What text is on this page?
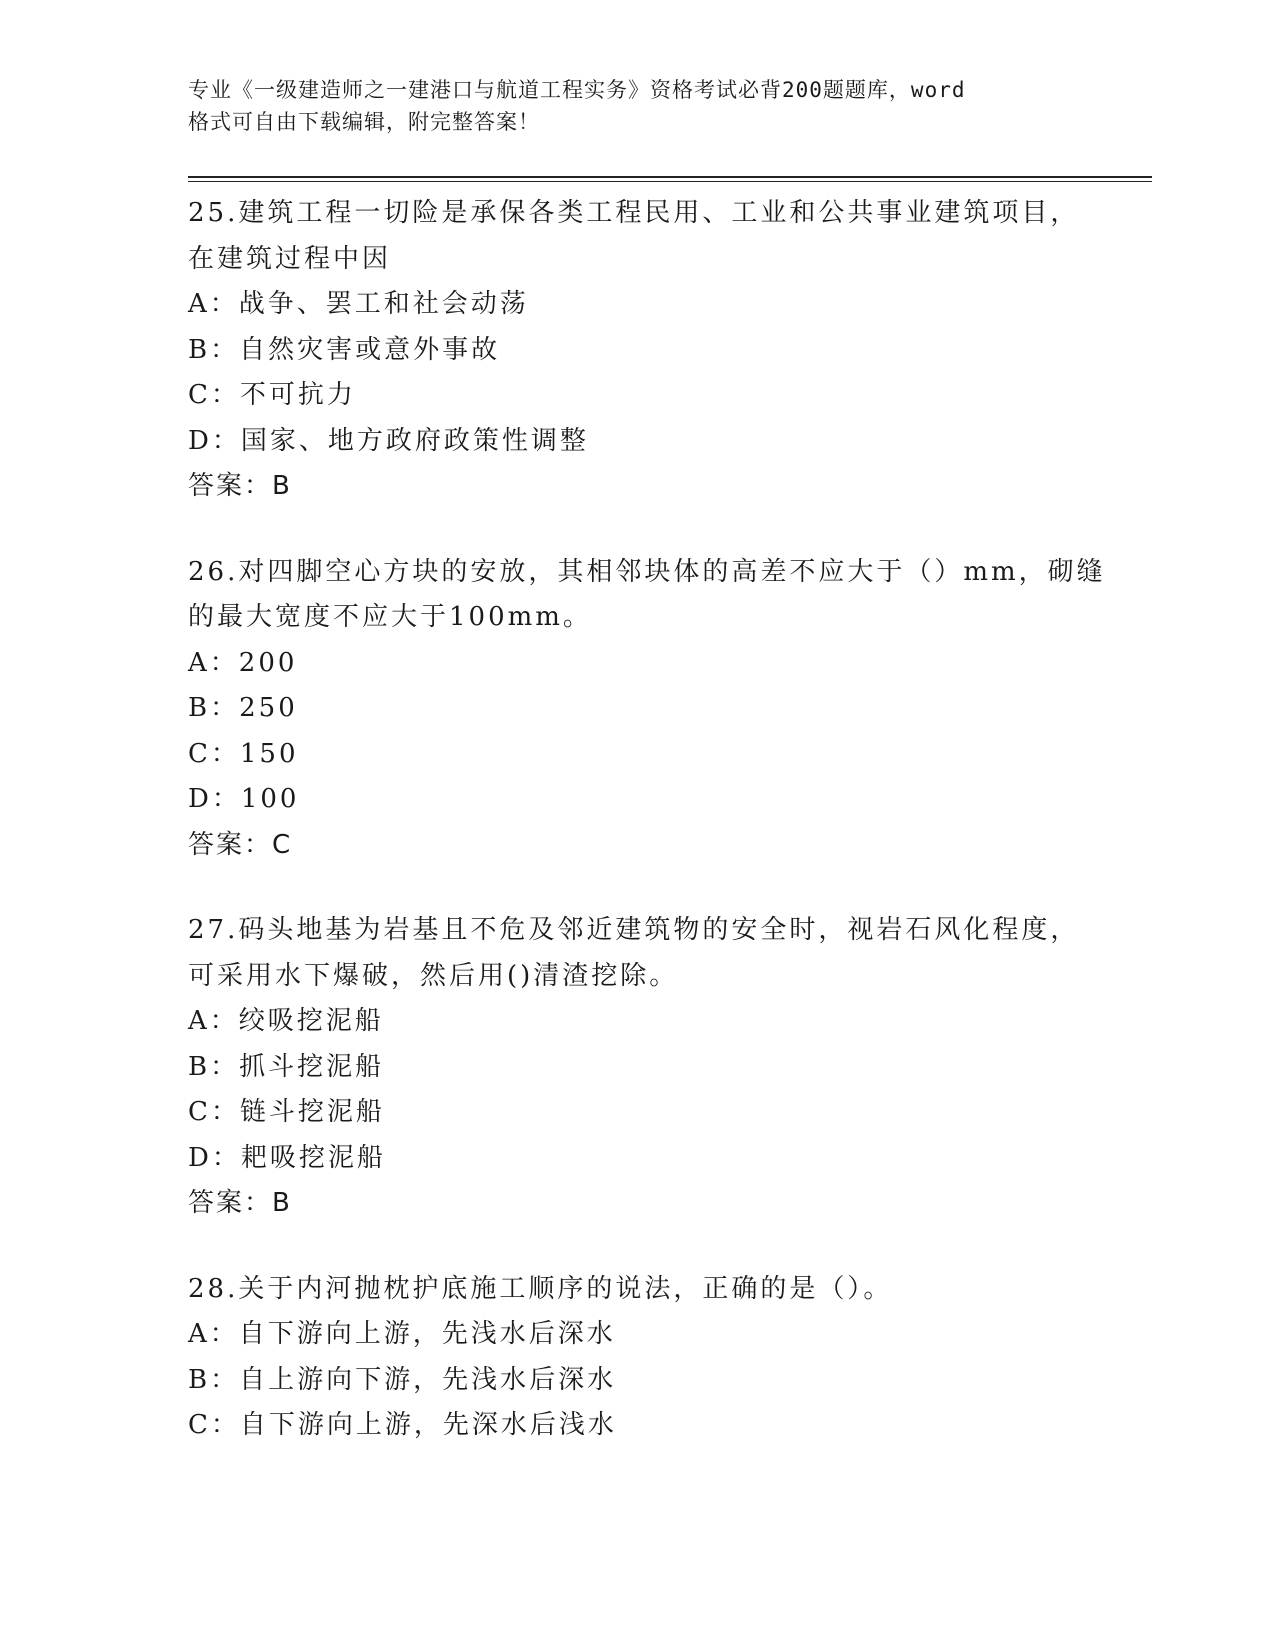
专业《一级建造师之一建港口与航道工程实务》资格考试必背200题题库，word
格式可自由下载编辑，附完整答案！
25.建筑工程一切险是承保各类工程民用、工业和公共事业建筑项目，
在建筑过程中因
A：战争、罢工和社会动荡
B：自然灾害或意外事故
C：不可抗力
D：国家、地方政府政策性调整
答案：B
26.对四脚空心方块的安放，其相邻块体的高差不应大于（）mm，砌缝
的最大宽度不应大于100mm。
A：200
B：250
C：150
D：100
答案：C
27.码头地基为岩基且不危及邻近建筑物的安全时，视岩石风化程度，
可采用水下爆破，然后用()清渣挖除。
A：绞吸挖泥船
B：抓斗挖泥船
C：链斗挖泥船
D：耙吸挖泥船
答案：B
28.关于内河抛枕护底施工顺序的说法，正确的是（）。
A：自下游向上游，先浅水后深水
B：自上游向下游，先浅水后深水
C：自下游向上游，先深水后浅水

========================

● Direction: Please write out all of the material above without changing a word, and omit any pictures.

● In response:
What text is on this page?
专业《一级建造师之一建港口与航道工程实务》资格考试必背200题题库，word
格式可自由下载编辑，附完整答案！
25.建筑工程一切险是承保各类工程民用、工业和公共事业建筑项目，
在建筑过程中因
A：战争、罢工和社会动荡
B：自然灾害或意外事故
C：不可抗力
D：国家、地方政府政策性调整
答案：B
26.对四脚空心方块的安放，其相邻块体的高差不应大于（）mm，砌缝
的最大宽度不应大于100mm。
A：200
B：250
C：150
D：100
答案：C
27.码头地基为岩基且不危及邻近建筑物的安全时，视岩石风化程度，
可采用水下爆破，然后用()清渣挖除。
A：绞吸挖泥船
B：抓斗挖泥船
C：链斗挖泥船
D：耙吸挖泥船
答案：B
28.关于内河抛枕护底施工顺序的说法，正确的是（）。
A：自下游向上游，先浅水后深水
B：自上游向下游，先浅水后深水
C：自下游向上游，先深水后浅水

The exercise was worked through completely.